[Task to carry out]
Give the number of lines below that contain "RLGM", with no other output.

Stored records
========================================================================
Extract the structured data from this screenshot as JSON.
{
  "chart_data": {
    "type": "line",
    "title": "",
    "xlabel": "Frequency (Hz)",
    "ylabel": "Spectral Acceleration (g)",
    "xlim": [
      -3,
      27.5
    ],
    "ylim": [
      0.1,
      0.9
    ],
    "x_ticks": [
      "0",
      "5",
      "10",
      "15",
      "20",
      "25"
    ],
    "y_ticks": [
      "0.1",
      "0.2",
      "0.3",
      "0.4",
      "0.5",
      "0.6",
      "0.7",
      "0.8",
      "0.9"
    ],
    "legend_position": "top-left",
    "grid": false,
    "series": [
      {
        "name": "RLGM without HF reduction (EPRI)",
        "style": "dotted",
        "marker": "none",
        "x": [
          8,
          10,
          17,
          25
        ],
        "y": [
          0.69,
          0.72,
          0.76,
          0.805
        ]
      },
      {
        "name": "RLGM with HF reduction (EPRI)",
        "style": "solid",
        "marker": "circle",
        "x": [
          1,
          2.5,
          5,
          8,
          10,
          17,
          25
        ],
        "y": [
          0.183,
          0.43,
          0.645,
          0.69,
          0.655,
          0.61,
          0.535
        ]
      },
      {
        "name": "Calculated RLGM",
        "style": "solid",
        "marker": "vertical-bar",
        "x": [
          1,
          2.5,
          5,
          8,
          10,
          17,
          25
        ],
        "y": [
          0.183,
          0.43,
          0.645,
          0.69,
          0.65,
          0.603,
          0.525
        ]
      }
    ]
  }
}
========================================================================
[Expected output]
3